> _Given task_: Identify all lines in the listing that include the word "Open", and copy them out.

> _Lines of data_:
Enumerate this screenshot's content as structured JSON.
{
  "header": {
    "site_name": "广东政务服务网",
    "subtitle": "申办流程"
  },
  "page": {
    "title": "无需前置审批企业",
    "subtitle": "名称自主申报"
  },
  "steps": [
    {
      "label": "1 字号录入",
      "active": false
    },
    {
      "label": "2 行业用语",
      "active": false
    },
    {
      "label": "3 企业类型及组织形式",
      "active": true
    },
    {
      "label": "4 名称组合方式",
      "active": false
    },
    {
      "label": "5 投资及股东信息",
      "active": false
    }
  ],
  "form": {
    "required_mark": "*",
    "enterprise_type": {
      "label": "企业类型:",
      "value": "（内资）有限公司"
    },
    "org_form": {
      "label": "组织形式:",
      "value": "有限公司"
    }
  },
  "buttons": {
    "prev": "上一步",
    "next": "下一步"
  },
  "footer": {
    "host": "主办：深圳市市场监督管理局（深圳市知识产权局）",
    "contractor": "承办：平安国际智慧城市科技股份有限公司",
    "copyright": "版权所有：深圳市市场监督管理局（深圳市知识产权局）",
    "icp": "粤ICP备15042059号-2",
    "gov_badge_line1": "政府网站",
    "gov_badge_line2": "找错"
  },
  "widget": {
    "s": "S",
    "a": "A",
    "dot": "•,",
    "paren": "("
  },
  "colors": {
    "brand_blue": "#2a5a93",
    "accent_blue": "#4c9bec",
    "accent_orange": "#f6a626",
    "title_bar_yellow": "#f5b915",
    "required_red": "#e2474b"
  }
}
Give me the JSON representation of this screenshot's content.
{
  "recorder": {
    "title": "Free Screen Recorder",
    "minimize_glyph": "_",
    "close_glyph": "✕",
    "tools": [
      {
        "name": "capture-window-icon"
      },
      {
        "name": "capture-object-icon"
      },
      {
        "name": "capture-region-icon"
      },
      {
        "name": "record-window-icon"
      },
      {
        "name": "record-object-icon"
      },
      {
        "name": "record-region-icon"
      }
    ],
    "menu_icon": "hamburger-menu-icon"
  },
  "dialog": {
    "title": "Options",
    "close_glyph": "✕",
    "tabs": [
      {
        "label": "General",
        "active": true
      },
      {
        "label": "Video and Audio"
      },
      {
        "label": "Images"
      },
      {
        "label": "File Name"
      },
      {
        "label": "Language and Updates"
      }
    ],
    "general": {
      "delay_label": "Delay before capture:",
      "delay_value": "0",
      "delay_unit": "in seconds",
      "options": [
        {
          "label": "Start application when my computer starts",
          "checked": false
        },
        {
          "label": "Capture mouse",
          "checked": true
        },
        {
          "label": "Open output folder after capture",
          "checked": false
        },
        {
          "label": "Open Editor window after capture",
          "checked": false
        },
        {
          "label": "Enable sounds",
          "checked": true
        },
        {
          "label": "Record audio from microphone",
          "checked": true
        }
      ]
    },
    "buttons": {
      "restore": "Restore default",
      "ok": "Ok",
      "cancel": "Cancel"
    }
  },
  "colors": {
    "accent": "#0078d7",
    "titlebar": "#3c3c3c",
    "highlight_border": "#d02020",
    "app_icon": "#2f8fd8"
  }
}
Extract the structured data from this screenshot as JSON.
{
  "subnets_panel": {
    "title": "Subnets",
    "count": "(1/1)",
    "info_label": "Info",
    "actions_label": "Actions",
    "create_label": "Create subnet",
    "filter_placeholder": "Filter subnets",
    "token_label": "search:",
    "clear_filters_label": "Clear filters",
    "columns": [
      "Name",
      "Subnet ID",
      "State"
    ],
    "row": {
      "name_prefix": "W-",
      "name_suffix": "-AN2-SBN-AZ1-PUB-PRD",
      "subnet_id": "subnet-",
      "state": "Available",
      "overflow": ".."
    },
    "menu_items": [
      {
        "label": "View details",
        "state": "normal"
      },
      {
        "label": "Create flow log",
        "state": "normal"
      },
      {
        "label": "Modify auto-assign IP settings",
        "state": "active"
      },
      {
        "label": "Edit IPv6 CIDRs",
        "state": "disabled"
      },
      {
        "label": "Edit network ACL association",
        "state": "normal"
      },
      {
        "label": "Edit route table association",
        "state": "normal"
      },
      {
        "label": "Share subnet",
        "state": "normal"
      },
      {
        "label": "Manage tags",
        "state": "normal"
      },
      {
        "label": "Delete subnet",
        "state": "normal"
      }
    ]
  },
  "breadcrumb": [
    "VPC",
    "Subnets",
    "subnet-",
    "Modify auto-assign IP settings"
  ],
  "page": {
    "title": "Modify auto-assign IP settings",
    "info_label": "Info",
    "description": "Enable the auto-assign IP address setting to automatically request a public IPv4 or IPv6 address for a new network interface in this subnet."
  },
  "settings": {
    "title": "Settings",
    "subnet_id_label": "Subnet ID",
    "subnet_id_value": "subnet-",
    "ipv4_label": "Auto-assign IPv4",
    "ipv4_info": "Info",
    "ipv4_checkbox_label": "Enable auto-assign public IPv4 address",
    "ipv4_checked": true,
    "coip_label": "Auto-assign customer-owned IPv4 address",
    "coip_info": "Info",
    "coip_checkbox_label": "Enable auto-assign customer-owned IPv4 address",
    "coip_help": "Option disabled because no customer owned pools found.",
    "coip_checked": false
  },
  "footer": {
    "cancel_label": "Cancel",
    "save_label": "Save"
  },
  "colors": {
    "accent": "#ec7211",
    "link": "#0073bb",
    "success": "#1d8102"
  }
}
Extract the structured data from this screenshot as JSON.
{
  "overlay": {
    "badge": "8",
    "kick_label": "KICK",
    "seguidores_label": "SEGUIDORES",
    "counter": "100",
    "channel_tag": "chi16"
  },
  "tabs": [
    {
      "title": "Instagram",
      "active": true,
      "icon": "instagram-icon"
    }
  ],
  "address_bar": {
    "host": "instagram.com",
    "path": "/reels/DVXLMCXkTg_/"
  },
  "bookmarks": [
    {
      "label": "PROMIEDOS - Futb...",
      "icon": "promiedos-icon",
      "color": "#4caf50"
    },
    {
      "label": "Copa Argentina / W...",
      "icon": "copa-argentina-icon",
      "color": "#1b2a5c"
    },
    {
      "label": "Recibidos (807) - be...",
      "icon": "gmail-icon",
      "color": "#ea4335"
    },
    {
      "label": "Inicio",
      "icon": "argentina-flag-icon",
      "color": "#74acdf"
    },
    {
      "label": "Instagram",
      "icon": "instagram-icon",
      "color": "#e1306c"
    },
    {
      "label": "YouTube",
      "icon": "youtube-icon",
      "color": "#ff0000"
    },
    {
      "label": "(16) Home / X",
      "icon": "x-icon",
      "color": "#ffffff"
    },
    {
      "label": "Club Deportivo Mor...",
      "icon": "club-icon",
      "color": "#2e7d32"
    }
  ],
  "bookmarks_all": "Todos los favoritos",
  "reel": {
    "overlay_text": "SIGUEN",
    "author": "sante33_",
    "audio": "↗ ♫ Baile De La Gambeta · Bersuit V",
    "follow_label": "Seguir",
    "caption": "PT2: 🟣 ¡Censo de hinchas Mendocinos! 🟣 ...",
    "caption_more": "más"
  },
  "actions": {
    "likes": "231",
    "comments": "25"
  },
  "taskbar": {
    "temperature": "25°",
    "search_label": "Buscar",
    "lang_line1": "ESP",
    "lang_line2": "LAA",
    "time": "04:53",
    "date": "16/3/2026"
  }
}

> _The reply_:
          "label": "Open output folder after capture",
          "label": "Open Editor window after capture",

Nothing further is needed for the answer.